- [WHAT IS NEEDED]
Copy out all the lines where "移交房门钥匙" shows up.

- [EXTRACTED DATA]
[START]
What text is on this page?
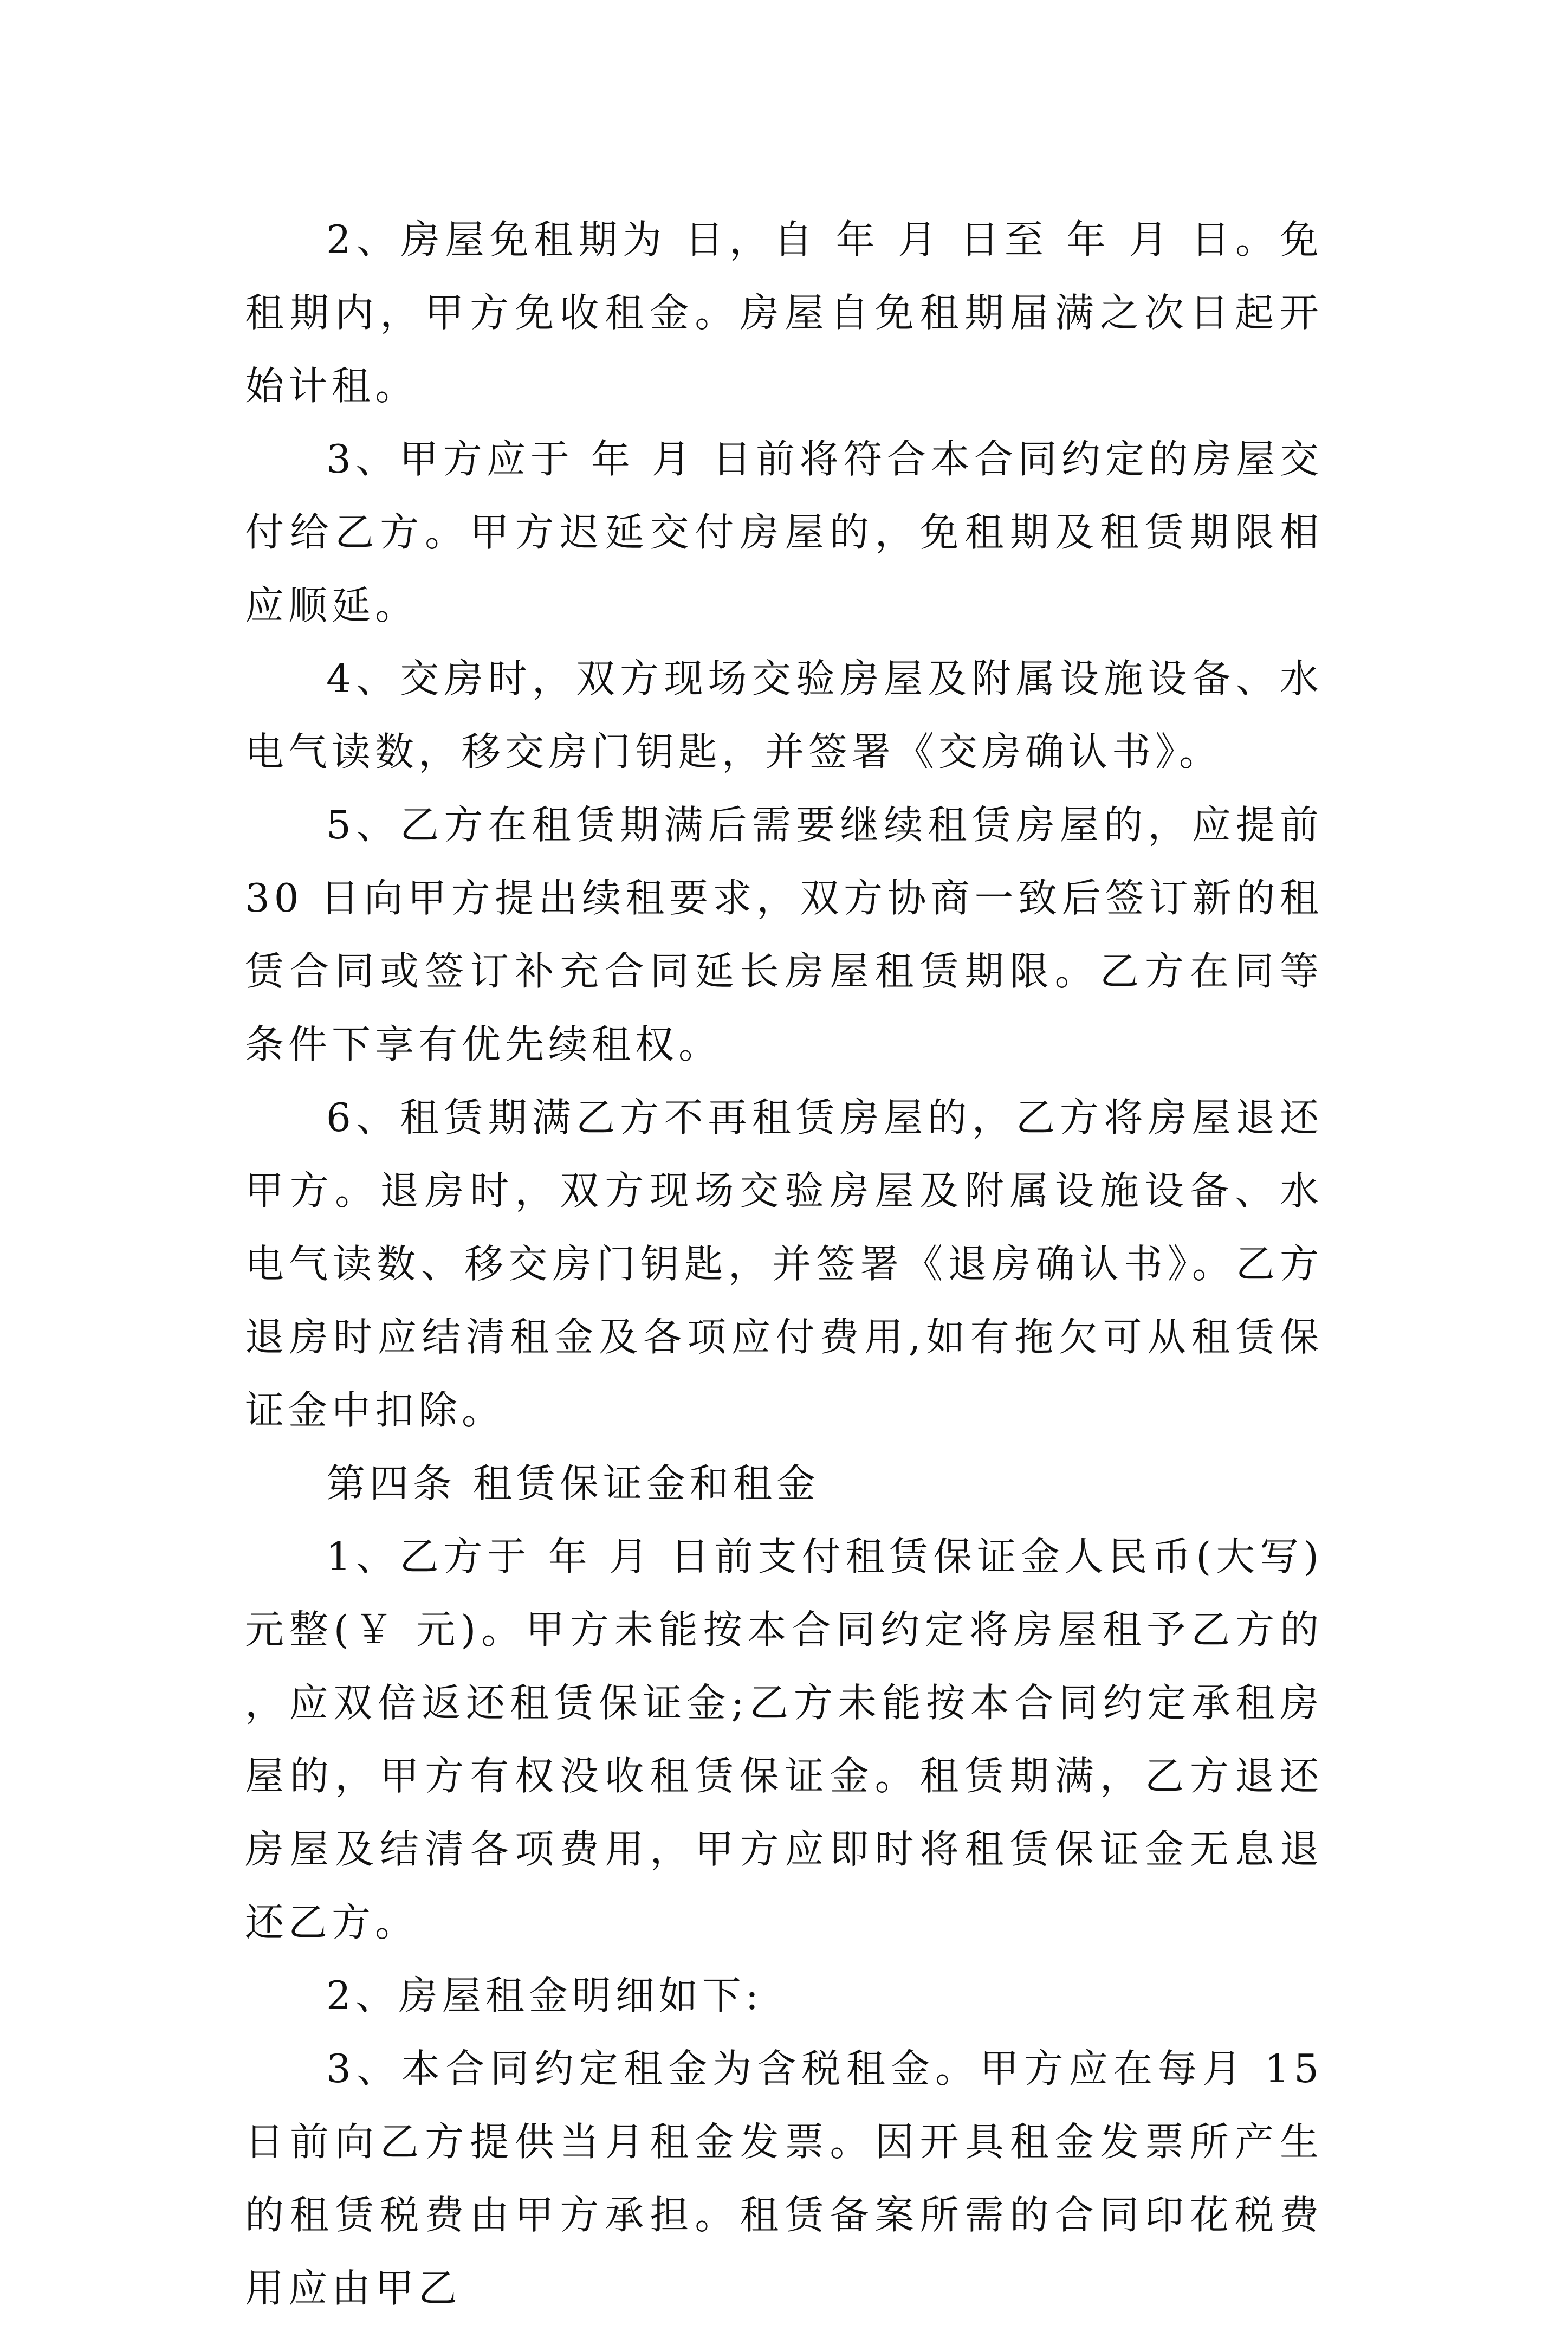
2、房屋免租期为 日，自 年 月 日至 年 月 日。免租期内，甲方免收租金。房屋自免租期届满之次日起开始计租。

3、甲方应于 年 月 日前将符合本合同约定的房屋交付给乙方。甲方迟延交付房屋的，免租期及租赁期限相应顺延。

4、交房时，双方现场交验房屋及附属设施设备、水电气读数，移交房门钥匙，并签署《交房确认书》。

5、乙方在租赁期满后需要继续租赁房屋的，应提前 30 日向甲方提出续租要求，双方协商一致后签订新的租赁合同或签订补充合同延长房屋租赁期限。乙方在同等条件下享有优先续租权。

6、租赁期满乙方不再租赁房屋的，乙方将房屋退还甲方。退房时，双方现场交验房屋及附属设施设备、水电气读数、移交房门钥匙，并签署《退房确认书》。乙方退房时应结清租金及各项应付费用,如有拖欠可从租赁保证金中扣除。

第四条 租赁保证金和租金

1、乙方于 年 月 日前支付租赁保证金人民币(大写) 元整(￥ 元)。甲方未能按本合同约定将房屋租予乙方的 ，应双倍返还租赁保证金;乙方未能按本合同约定承租房屋的，甲方有权没收租赁保证金。租赁期满，乙方退还房屋及结清各项费用，甲方应即时将租赁保证金无息退还乙方。

2、房屋租金明细如下:

3、本合同约定租金为含税租金。甲方应在每月 15 日前向乙方提供当月租金发票。因开具租金发票所产生的租赁税费由甲方承担。租赁备案所需的合同印花税费用应由甲乙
[END]
- [FULL RESPONSE]
4、交房时，双方现场交验房屋及附属设施设备、水电气读数，移交房门钥匙，并签署《交房确认书》。
6、租赁期满乙方不再租赁房屋的，乙方将房屋退还甲方。退房时，双方现场交验房屋及附属设施设备、水电气读数、移交房门钥匙，并签署《退房确认书》。乙方退房时应结清租金及各项应付费用,如有拖欠可从租赁保证金中扣除。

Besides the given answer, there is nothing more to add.